== RECORDS SUPPLIED ==

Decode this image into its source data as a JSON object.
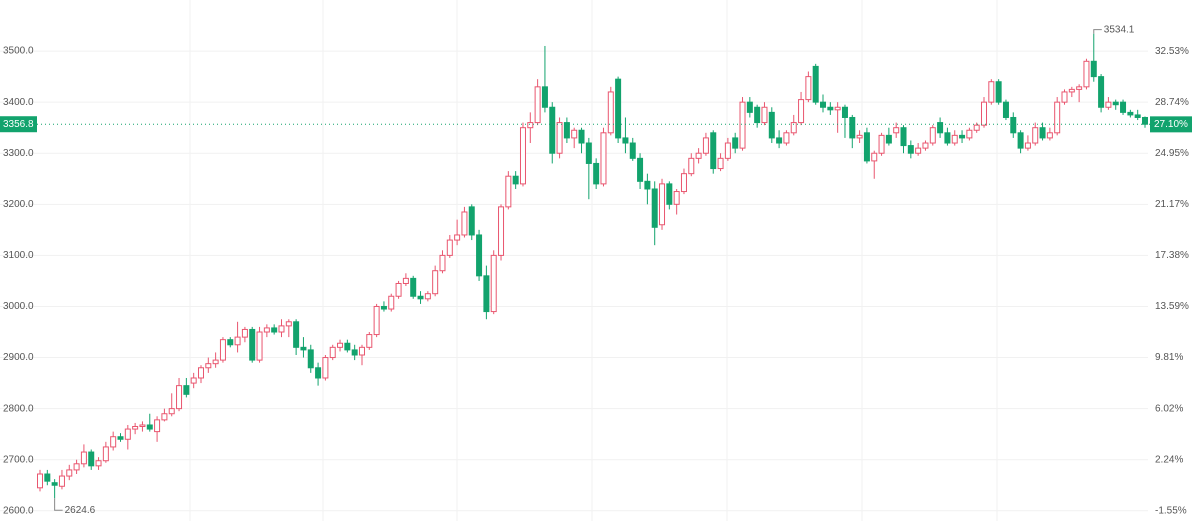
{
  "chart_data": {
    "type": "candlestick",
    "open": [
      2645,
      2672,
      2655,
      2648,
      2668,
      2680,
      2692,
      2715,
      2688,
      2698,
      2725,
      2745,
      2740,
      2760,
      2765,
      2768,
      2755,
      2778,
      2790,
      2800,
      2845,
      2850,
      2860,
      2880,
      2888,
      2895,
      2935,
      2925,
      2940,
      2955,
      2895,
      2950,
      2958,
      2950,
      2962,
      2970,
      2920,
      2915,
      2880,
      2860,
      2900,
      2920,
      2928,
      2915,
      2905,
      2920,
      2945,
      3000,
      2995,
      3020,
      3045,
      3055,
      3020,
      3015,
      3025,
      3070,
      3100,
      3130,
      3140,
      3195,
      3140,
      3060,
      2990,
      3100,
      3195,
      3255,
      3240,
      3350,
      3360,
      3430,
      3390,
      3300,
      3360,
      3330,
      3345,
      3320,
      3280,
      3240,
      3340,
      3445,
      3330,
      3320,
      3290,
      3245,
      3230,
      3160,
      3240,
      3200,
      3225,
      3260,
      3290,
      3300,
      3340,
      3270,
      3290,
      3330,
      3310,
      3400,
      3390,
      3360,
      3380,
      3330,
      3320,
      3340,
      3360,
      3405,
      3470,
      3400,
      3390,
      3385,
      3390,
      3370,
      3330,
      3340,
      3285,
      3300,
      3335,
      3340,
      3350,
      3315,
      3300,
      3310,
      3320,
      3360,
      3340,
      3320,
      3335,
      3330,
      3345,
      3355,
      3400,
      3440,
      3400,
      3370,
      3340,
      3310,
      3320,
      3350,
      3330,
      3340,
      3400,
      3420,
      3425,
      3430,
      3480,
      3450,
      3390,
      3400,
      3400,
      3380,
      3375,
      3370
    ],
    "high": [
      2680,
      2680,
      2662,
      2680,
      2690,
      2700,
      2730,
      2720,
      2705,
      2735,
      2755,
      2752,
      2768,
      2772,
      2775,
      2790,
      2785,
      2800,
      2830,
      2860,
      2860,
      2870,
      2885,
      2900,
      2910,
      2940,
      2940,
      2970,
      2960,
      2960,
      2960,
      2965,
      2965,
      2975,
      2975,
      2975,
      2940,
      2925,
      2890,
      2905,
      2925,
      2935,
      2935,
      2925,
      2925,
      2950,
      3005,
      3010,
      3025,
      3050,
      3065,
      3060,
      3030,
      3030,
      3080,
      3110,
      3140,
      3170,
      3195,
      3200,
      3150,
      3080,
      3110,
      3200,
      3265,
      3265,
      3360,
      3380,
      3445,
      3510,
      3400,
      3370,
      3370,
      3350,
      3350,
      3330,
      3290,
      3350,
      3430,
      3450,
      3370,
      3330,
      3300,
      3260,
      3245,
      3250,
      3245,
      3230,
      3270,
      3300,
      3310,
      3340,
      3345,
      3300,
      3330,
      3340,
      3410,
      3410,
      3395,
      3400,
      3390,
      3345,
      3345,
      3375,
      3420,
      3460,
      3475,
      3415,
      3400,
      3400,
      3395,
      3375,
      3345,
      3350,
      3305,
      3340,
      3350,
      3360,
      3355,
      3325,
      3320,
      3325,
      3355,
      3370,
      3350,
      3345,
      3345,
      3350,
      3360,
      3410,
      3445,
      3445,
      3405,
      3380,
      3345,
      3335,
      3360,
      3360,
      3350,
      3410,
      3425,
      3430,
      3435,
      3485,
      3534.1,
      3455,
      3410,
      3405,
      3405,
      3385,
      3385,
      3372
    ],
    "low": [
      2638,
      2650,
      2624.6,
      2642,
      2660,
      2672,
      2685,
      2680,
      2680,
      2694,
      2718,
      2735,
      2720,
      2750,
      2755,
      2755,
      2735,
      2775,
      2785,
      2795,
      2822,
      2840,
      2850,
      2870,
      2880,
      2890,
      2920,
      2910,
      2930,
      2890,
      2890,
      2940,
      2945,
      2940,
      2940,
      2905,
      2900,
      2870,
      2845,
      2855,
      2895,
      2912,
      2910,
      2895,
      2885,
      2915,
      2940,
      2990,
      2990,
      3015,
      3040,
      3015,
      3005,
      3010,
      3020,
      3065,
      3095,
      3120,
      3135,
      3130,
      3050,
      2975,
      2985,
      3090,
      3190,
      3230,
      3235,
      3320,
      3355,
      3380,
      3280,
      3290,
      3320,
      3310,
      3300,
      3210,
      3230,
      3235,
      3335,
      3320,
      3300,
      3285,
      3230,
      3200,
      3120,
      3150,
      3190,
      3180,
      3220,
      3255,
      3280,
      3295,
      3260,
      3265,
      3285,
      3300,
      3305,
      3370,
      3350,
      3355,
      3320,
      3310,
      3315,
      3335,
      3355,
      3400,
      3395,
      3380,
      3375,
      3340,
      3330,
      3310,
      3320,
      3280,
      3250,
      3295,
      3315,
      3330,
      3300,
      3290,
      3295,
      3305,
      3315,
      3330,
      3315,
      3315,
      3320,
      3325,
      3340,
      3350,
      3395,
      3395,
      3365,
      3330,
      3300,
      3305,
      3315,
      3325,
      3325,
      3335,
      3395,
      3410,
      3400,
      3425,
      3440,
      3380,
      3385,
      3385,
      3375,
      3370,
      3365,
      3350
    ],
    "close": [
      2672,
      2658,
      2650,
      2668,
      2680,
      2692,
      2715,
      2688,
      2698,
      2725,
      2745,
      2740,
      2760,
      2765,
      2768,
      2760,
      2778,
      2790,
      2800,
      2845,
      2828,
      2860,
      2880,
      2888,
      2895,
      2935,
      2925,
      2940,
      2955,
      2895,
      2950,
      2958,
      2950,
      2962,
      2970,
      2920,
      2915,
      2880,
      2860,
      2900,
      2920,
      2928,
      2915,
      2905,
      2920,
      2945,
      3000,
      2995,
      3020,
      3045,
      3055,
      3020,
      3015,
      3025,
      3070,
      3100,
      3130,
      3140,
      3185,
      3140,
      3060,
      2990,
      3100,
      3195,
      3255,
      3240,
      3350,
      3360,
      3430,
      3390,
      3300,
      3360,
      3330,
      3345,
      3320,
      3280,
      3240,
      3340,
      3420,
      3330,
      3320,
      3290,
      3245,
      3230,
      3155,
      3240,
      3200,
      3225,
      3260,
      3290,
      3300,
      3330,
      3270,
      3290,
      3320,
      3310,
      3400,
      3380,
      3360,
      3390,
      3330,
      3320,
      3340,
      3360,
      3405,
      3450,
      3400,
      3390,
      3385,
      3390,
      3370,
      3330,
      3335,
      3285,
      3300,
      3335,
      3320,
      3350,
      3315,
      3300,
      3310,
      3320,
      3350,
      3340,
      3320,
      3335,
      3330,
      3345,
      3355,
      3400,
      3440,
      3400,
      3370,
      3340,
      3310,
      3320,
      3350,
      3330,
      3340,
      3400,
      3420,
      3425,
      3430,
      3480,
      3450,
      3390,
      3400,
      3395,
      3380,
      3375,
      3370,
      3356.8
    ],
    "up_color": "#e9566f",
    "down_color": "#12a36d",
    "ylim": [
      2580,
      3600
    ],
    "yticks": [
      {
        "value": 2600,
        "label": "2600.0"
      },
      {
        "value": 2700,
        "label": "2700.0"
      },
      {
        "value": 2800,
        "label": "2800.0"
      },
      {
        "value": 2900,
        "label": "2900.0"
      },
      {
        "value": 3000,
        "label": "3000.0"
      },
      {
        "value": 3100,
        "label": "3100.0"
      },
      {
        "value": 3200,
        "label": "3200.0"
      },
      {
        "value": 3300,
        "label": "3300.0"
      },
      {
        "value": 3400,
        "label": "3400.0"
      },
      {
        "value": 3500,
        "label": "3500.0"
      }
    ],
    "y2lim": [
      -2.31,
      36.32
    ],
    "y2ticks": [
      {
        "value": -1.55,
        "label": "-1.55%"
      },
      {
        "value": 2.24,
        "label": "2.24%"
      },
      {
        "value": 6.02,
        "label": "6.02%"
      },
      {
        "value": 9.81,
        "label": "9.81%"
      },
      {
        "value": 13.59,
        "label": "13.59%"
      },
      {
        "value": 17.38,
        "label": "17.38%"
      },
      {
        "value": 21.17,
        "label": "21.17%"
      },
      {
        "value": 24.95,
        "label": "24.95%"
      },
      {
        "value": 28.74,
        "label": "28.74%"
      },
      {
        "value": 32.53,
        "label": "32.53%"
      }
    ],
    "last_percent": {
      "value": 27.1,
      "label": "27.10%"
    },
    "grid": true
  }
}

===
== RECORDS SUPPLIED ==

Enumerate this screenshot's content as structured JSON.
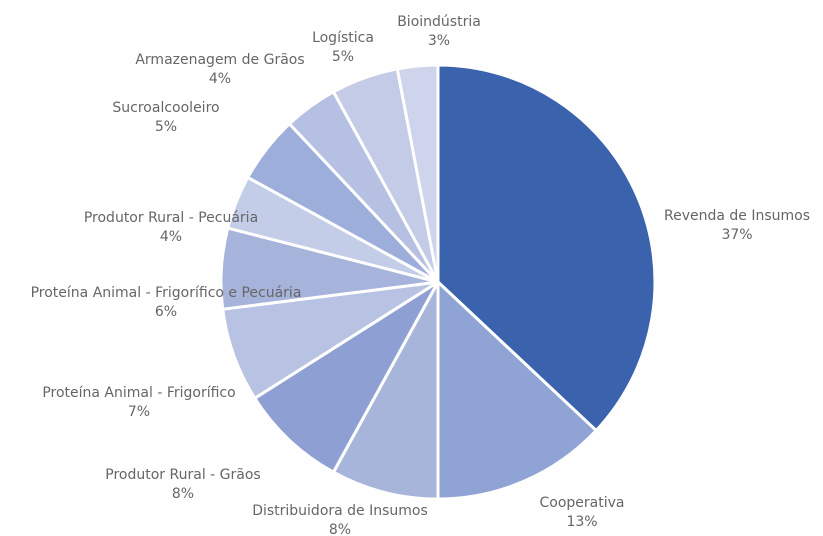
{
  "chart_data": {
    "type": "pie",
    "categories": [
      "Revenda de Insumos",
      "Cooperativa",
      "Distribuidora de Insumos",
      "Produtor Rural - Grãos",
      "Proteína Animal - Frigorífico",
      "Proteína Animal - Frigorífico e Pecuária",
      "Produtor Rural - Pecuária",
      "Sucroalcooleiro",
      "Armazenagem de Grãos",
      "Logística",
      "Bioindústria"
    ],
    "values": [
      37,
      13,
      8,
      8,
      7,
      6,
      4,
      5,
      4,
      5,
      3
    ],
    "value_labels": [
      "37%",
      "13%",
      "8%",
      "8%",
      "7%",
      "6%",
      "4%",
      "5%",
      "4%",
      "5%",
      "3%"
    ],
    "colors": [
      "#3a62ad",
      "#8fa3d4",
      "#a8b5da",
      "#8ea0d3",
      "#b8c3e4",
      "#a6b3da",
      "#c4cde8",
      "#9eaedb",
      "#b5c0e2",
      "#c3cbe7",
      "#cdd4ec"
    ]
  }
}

===

WHAT YOU SHOULD DO =
Identify each line containing the string "Produtor" and copy it out.

TASK RESPONSE =
      "Produtor Rural - Grãos",
      "Produtor Rural - Pecuária",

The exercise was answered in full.